WORK REQUIRED:
Copy every line that contains the string "Mert" from the entries below.

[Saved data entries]
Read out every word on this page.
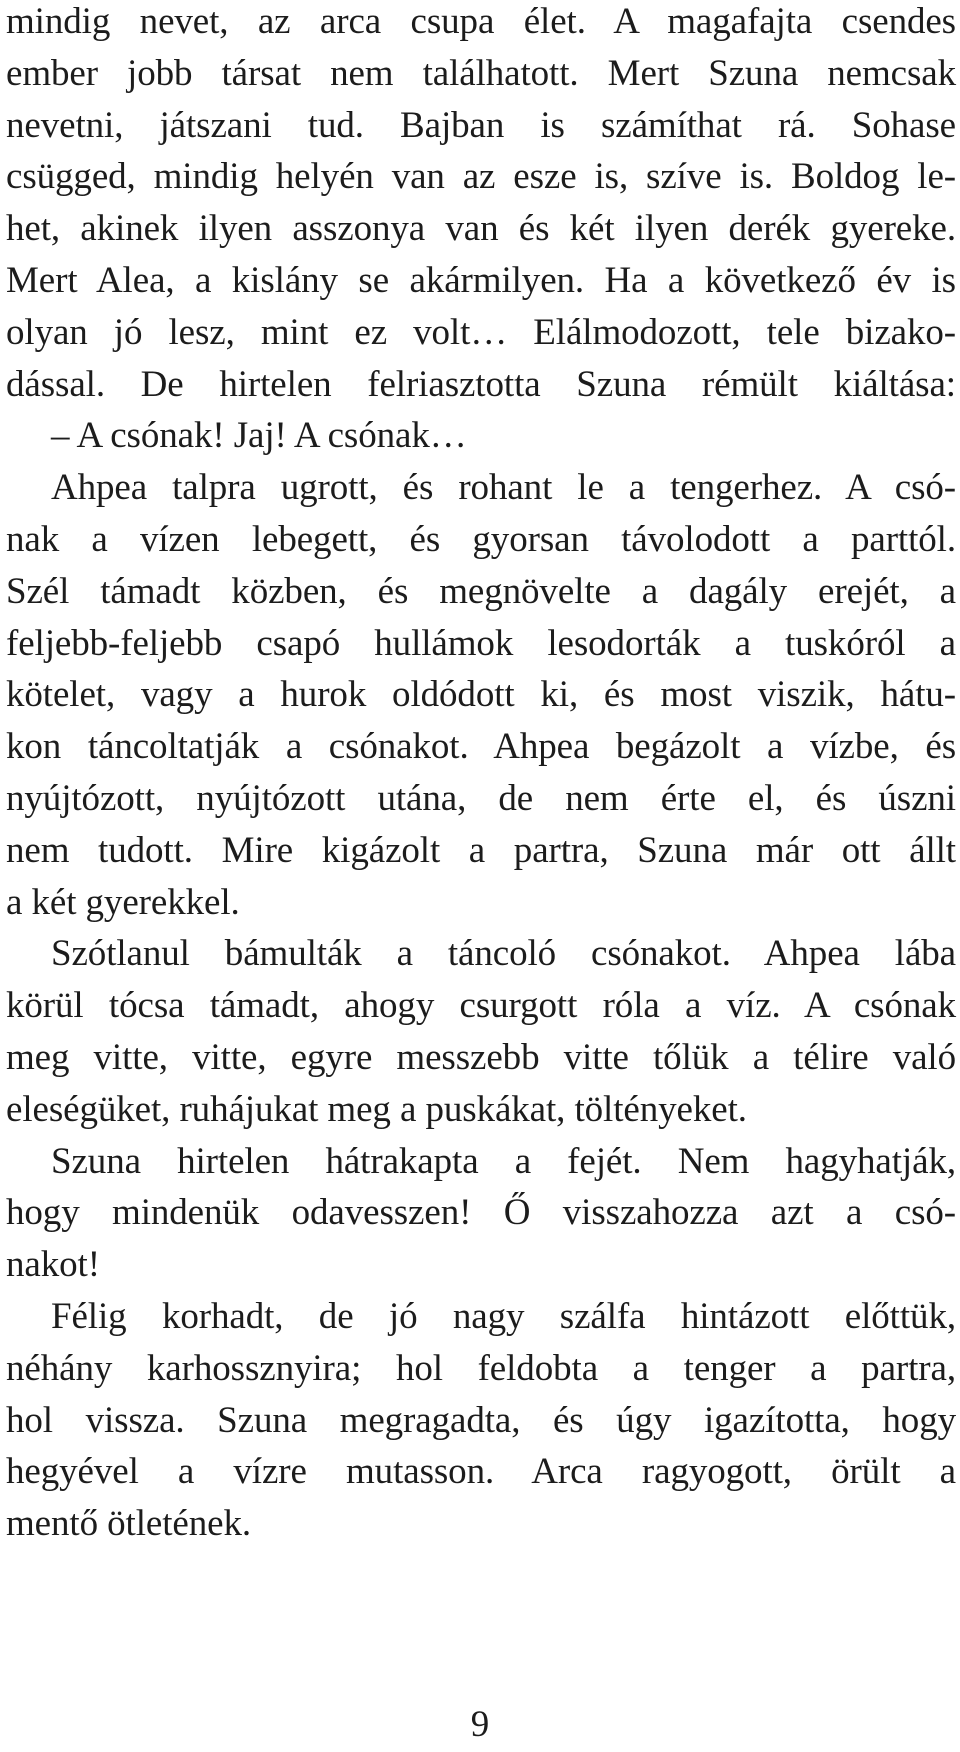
mindig nevet, az arca csupa élet. A magafajta csendes
ember jobb társat nem találhatott. Mert Szuna nemcsak
nevetni, játszani tud. Bajban is számíthat rá. Sohase
csügged, mindig helyén van az esze is, szíve is. Boldog le-
het, akinek ilyen asszonya van és két ilyen derék gyereke.
Mert Alea, a kislány se akármilyen. Ha a következő év is
olyan jó lesz, mint ez volt… Elálmodozott, tele bizako-
dással. De hirtelen felriasztotta Szuna rémült kiáltása:
– A csónak! Jaj! A csónak…
Ahpea talpra ugrott, és rohant le a tengerhez. A csó-
nak a vízen lebegett, és gyorsan távolodott a parttól.
Szél támadt közben, és megnövelte a dagály erejét, a
feljebb-feljebb csapó hullámok lesodorták a tuskóról a
kötelet, vagy a hurok oldódott ki, és most viszik, hátu-
kon táncoltatják a csónakot. Ahpea begázolt a vízbe, és
nyújtózott, nyújtózott utána, de nem érte el, és úszni
nem tudott. Mire kigázolt a partra, Szuna már ott állt
a két gyerekkel.
Szótlanul bámulták a táncoló csónakot. Ahpea lába
körül tócsa támadt, ahogy csurgott róla a víz. A csónak
meg vitte, vitte, egyre messzebb vitte tőlük a télire való
eleségüket, ruhájukat meg a puskákat, töltényeket.
Szuna hirtelen hátrakapta a fejét. Nem hagyhatják,
hogy mindenük odavesszen! Ő visszahozza azt a csó-
nakot!
Félig korhadt, de jó nagy szálfa hintázott előttük,
néhány karhossznyira; hol feldobta a tenger a partra,
hol vissza. Szuna megragadta, és úgy igazította, hogy
hegyével a vízre mutasson. Arca ragyogott, örült a
mentő ötletének.
9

TASK RESPONSE:
ember jobb társat nem találhatott. Mert Szuna nemcsak
Mert Alea, a kislány se akármilyen. Ha a következő év is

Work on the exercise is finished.